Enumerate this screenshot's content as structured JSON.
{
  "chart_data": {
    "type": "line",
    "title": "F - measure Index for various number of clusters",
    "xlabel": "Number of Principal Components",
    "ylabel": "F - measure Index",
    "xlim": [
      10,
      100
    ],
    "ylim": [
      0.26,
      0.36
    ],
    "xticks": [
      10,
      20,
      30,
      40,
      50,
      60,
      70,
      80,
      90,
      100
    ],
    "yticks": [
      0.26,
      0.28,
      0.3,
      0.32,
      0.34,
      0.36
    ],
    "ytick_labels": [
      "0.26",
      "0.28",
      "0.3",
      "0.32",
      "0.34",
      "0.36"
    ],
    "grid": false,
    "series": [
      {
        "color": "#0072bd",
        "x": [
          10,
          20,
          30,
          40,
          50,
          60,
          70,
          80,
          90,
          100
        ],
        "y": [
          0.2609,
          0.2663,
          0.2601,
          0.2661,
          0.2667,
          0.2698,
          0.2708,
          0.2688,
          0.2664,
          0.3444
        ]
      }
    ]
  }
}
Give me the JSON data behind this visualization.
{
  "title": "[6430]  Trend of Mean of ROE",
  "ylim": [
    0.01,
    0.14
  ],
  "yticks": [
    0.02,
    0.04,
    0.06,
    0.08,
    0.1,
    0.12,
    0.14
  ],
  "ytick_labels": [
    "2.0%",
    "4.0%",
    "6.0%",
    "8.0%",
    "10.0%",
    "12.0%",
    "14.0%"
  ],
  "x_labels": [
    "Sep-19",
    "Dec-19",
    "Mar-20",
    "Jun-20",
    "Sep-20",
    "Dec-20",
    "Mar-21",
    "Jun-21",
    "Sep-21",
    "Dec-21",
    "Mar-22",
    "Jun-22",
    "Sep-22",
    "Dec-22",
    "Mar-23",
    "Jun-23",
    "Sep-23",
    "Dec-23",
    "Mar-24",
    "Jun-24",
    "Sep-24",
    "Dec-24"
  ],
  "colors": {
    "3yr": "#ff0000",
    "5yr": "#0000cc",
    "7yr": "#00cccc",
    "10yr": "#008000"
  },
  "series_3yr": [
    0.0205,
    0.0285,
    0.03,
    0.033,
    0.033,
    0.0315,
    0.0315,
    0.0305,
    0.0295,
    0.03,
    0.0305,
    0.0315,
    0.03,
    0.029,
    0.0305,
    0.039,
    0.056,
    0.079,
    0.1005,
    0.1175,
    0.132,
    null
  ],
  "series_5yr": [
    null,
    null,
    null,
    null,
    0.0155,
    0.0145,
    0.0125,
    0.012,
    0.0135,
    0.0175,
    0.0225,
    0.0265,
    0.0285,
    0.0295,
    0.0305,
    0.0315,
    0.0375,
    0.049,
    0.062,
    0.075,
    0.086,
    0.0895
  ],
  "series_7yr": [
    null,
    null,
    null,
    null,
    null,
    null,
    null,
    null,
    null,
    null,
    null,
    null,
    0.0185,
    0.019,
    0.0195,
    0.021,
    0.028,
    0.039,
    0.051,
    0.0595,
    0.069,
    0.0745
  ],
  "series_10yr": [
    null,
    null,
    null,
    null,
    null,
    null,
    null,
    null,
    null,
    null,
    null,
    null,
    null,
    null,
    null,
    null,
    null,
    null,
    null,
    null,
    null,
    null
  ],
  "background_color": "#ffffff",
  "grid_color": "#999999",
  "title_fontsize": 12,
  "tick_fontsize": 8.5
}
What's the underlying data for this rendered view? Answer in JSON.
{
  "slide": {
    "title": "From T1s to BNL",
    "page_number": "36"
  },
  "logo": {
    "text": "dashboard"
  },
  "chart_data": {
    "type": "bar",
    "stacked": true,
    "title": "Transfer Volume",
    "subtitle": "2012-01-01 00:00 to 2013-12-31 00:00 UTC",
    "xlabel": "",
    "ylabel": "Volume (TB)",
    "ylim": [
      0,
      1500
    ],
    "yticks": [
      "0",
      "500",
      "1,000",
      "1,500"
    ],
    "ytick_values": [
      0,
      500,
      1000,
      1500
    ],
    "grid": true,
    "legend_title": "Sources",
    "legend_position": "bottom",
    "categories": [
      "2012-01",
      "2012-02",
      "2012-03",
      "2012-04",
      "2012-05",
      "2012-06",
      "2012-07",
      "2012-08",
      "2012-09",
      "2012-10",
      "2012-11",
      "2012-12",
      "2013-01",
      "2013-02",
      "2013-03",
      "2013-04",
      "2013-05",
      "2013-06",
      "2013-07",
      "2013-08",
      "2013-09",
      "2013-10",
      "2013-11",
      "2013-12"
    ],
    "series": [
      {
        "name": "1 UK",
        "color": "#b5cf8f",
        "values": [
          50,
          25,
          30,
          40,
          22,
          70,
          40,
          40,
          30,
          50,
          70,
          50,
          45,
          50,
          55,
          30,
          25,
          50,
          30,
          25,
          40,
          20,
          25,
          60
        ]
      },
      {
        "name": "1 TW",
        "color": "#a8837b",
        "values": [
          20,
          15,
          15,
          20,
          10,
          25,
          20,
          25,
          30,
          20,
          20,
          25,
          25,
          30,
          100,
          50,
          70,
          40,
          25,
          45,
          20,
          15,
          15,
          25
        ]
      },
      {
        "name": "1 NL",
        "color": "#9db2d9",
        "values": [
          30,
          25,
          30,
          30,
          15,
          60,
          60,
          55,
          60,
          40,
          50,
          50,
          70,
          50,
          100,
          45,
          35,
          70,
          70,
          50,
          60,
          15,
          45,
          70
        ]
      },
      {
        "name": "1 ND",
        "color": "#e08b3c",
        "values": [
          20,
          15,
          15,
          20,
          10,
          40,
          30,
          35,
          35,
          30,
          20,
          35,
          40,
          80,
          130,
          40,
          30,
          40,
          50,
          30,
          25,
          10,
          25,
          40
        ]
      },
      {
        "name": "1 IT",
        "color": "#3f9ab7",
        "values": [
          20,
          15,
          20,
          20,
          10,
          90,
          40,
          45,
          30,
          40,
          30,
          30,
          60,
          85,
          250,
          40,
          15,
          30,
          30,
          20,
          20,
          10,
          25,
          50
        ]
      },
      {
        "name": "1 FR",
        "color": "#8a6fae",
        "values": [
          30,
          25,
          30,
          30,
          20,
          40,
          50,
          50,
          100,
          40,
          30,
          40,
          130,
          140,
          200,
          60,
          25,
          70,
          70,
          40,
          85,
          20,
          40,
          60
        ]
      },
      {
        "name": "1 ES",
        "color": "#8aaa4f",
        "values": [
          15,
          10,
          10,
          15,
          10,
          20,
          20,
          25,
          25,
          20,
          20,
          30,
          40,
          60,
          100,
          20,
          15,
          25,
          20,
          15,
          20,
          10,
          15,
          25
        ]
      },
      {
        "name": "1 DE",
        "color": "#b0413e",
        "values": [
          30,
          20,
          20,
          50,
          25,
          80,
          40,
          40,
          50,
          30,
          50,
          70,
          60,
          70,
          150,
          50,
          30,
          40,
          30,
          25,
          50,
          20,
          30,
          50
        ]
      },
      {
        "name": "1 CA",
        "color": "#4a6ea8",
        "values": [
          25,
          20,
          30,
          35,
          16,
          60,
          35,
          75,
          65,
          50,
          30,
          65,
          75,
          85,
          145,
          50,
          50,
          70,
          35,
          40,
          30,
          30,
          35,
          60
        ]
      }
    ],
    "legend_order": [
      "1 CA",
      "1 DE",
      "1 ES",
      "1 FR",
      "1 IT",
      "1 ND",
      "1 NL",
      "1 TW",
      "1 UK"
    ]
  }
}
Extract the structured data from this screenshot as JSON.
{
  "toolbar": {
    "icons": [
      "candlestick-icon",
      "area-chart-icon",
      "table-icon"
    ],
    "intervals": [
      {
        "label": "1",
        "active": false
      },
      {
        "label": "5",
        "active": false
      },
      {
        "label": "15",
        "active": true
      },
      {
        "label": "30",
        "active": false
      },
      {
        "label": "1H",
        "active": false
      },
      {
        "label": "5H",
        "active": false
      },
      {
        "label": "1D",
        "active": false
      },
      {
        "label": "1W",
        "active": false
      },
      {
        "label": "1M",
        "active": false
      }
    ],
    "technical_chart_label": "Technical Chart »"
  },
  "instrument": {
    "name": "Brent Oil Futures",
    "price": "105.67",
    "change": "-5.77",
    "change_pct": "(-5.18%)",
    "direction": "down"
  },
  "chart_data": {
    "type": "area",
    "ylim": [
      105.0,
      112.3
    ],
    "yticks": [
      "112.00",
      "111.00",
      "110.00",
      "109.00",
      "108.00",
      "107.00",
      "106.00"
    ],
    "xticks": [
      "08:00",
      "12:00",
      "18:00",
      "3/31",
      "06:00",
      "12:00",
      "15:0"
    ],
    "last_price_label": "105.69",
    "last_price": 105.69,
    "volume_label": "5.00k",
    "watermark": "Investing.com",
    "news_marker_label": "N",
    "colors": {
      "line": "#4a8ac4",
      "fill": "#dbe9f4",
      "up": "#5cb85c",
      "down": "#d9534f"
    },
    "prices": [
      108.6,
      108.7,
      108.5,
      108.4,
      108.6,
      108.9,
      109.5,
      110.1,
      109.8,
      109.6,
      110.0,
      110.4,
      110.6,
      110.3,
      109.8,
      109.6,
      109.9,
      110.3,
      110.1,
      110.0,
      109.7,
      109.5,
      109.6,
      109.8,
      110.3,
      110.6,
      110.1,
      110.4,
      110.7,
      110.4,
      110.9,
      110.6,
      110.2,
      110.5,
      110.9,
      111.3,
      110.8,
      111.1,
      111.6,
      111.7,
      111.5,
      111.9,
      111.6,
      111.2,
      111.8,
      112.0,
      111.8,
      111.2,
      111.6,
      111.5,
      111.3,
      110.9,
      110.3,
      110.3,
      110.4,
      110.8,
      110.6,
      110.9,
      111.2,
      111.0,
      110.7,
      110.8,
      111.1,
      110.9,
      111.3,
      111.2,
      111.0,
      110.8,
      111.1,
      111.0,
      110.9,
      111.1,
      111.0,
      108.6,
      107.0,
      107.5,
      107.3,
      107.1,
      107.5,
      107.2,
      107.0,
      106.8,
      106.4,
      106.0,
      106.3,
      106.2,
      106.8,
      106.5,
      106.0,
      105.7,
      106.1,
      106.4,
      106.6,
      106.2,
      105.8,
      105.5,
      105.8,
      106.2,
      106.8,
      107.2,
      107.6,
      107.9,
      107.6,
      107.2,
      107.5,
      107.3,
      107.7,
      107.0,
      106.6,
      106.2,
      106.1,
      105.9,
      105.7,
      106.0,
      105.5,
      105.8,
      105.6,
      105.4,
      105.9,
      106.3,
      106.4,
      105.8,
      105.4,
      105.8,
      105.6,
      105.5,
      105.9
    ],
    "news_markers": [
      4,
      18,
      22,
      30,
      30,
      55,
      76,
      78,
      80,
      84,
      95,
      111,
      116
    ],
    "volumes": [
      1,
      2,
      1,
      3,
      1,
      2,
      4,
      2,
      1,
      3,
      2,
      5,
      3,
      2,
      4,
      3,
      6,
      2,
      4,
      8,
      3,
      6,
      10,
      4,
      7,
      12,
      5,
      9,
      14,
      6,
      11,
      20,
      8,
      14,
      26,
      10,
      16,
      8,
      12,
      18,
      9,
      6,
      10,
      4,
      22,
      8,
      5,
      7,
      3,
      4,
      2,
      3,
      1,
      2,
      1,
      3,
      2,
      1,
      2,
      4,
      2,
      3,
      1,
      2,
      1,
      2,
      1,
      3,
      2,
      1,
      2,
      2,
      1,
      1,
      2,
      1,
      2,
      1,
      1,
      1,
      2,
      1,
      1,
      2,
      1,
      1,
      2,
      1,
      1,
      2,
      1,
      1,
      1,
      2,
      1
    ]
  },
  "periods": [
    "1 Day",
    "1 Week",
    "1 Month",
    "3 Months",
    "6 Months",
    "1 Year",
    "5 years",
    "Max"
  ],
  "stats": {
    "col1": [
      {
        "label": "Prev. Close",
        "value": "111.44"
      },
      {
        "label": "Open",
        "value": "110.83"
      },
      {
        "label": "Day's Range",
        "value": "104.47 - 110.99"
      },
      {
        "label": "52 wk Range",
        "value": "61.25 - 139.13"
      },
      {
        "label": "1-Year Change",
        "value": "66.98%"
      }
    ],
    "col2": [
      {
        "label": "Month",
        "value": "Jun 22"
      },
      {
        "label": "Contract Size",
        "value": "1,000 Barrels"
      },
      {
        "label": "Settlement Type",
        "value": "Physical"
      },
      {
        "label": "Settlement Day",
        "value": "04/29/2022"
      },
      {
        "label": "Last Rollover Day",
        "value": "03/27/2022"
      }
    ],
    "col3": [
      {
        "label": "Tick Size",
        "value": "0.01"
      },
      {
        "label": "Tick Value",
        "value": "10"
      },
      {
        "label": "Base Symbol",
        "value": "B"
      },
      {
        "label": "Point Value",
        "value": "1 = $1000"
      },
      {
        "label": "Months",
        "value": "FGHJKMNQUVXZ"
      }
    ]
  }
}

■ ■ ■

**Problem description:**
Return all lines containing "xlabel".

**Worked answer:**
    "xlabel": "Number of Principal Components",
    "xlabel": "",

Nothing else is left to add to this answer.